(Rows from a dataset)
** Start **
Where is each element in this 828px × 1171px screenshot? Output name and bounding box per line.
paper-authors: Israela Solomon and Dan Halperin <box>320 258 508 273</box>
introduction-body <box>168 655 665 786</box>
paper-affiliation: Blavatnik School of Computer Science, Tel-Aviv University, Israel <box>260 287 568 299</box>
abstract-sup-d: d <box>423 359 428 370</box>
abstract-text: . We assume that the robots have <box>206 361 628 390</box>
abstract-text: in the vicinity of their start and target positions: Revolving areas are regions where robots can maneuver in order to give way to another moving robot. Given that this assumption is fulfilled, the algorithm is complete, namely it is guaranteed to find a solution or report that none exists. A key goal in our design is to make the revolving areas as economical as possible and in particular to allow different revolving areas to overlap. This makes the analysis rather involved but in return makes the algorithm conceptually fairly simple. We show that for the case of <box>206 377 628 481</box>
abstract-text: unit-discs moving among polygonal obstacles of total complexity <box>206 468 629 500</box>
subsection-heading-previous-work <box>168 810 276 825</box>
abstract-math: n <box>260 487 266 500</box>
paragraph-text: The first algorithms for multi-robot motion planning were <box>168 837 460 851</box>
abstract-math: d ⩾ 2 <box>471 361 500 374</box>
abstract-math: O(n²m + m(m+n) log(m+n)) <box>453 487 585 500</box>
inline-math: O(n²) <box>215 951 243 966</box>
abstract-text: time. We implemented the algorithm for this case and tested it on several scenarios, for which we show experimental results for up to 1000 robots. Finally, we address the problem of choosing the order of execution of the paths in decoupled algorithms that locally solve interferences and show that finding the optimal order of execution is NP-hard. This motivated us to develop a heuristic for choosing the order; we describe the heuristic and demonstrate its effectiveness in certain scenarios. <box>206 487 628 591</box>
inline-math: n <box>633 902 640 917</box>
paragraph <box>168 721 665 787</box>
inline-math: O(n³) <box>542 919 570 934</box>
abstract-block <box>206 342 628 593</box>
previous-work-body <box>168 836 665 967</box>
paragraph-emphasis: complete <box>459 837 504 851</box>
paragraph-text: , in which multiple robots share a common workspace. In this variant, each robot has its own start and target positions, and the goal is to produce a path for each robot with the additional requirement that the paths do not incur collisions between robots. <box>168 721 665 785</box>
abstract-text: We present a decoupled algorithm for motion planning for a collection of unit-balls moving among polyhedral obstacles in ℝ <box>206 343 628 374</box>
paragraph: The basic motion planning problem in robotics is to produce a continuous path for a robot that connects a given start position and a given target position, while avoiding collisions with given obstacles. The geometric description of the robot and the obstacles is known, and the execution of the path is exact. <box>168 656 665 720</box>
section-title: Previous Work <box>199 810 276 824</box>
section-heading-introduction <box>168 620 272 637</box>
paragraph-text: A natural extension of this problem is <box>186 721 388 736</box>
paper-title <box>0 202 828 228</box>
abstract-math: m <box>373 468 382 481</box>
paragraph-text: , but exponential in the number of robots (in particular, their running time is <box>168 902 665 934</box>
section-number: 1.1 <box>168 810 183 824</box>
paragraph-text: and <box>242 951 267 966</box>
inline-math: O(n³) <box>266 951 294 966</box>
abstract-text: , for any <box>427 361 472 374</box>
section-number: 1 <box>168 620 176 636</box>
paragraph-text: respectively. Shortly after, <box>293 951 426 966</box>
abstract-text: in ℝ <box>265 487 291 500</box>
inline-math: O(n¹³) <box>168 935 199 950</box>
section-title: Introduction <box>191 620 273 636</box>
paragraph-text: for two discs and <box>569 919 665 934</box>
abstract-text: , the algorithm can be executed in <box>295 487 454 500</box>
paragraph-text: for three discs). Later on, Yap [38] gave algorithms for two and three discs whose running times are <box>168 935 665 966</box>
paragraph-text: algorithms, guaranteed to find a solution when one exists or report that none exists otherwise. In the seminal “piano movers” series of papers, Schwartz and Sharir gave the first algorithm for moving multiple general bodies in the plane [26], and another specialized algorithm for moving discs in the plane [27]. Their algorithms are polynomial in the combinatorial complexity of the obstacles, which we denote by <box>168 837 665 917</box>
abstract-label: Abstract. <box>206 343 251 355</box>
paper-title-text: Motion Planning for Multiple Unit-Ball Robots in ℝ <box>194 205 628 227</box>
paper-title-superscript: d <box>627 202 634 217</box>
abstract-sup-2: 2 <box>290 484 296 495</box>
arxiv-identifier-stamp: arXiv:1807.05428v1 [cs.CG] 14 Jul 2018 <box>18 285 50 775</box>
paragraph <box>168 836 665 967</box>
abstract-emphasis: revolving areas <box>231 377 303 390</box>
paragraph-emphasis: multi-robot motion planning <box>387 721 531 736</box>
** End **
Task description => Turn the rows above into a numbered list, skipping any blank lines.

Complete output =>
1. Where is each element in this 828px × 1171px screenshot? Output name and bounding box per line.
2. paper-authors: Israela Solomon and Dan Halperin <box>320 258 508 273</box>
3. introduction-body <box>168 655 665 786</box>
4. paper-affiliation: Blavatnik School of Computer Science, Tel-Aviv University, Israel <box>260 287 568 299</box>
5. abstract-sup-d: d <box>423 359 428 370</box>
6. abstract-text: . We assume that the robots have <box>206 361 628 390</box>
7. abstract-text: in the vicinity of their start and target positions: Revolving areas are regions where robots can maneuver in order to give way to another moving robot. Given that this assumption is fulfilled, the algorithm is complete, namely it is guaranteed to find a solution or report that none exists. A key goal in our design is to make the revolving areas as economical as possible and in particular to allow different revolving areas to overlap. This makes the analysis rather involved but in return makes the algorithm conceptually fairly simple. We show that for the case of <box>206 377 628 481</box>
8. abstract-text: unit-discs moving among polygonal obstacles of total complexity <box>206 468 629 500</box>
9. subsection-heading-previous-work <box>168 810 276 825</box>
10. abstract-math: n <box>260 487 266 500</box>
11. paragraph-text: The first algorithms for multi-robot motion planning were <box>168 837 460 851</box>
12. abstract-math: d ⩾ 2 <box>471 361 500 374</box>
13. abstract-math: O(n²m + m(m+n) log(m+n)) <box>453 487 585 500</box>
14. inline-math: O(n²) <box>215 951 243 966</box>
15. abstract-text: time. We implemented the algorithm for this case and tested it on several scenarios, for which we show experimental results for up to 1000 robots. Finally, we address the problem of choosing the order of execution of the paths in decoupled algorithms that locally solve interferences and show that finding the optimal order of execution is NP-hard. This motivated us to develop a heuristic for choosing the order; we describe the heuristic and demonstrate its effectiveness in certain scenarios. <box>206 487 628 591</box>
16. inline-math: n <box>633 902 640 917</box>
17. paragraph <box>168 721 665 787</box>
18. inline-math: O(n³) <box>542 919 570 934</box>
19. abstract-block <box>206 342 628 593</box>
20. previous-work-body <box>168 836 665 967</box>
21. paragraph-emphasis: complete <box>459 837 504 851</box>
22. paragraph-text: , in which multiple robots share a common workspace. In this variant, each robot has its own start and target positions, and the goal is to produce a path for each robot with the additional requirement that the paths do not incur collisions between robots. <box>168 721 665 785</box>
23. abstract-text: We present a decoupled algorithm for motion planning for a collection of unit-balls moving among polyhedral obstacles in ℝ <box>206 343 628 374</box>
24. paragraph: The basic motion planning problem in robotics is to produce a continuous path for a robot that connects a given start position and a given target position, while avoiding collisions with given obstacles. The geometric description of the robot and the obstacles is known, and the execution of the path is exact. <box>168 656 665 720</box>
25. section-title: Previous Work <box>199 810 276 824</box>
26. section-heading-introduction <box>168 620 272 637</box>
27. paragraph-text: A natural extension of this problem is <box>186 721 388 736</box>
28. paper-title <box>0 202 828 228</box>
29. abstract-math: m <box>373 468 382 481</box>
30. paragraph-text: , but exponential in the number of robots (in particular, their running time is <box>168 902 665 934</box>
31. section-number: 1.1 <box>168 810 183 824</box>
32. paragraph-text: and <box>242 951 267 966</box>
33. inline-math: O(n³) <box>266 951 294 966</box>
34. abstract-text: , for any <box>427 361 472 374</box>
35. section-number: 1 <box>168 620 176 636</box>
36. paragraph-text: respectively. Shortly after, <box>293 951 426 966</box>
37. abstract-text: in ℝ <box>265 487 291 500</box>
38. inline-math: O(n¹³) <box>168 935 199 950</box>
39. section-title: Introduction <box>191 620 273 636</box>
40. paragraph-text: for two discs and <box>569 919 665 934</box>
41. abstract-text: , the algorithm can be executed in <box>295 487 454 500</box>
42. paragraph-text: for three discs). Later on, Yap [38] gave algorithms for two and three discs whose running times are <box>168 935 665 966</box>
43. paragraph-text: algorithms, guaranteed to find a solution when one exists or report that none exists otherwise. In the seminal “piano movers” series of papers, Schwartz and Sharir gave the first algorithm for moving multiple general bodies in the plane [26], and another specialized algorithm for moving discs in the plane [27]. Their algorithms are polynomial in the combinatorial complexity of the obstacles, which we denote by <box>168 837 665 917</box>
44. abstract-label: Abstract. <box>206 343 251 355</box>
45. paper-title-text: Motion Planning for Multiple Unit-Ball Robots in ℝ <box>194 205 628 227</box>
46. paper-title-superscript: d <box>627 202 634 217</box>
47. abstract-sup-2: 2 <box>290 484 296 495</box>
48. arxiv-identifier-stamp: arXiv:1807.05428v1 [cs.CG] 14 Jul 2018 <box>18 285 50 775</box>
49. paragraph <box>168 836 665 967</box>
50. abstract-emphasis: revolving areas <box>231 377 303 390</box>
51. paragraph-emphasis: multi-robot motion planning <box>387 721 531 736</box>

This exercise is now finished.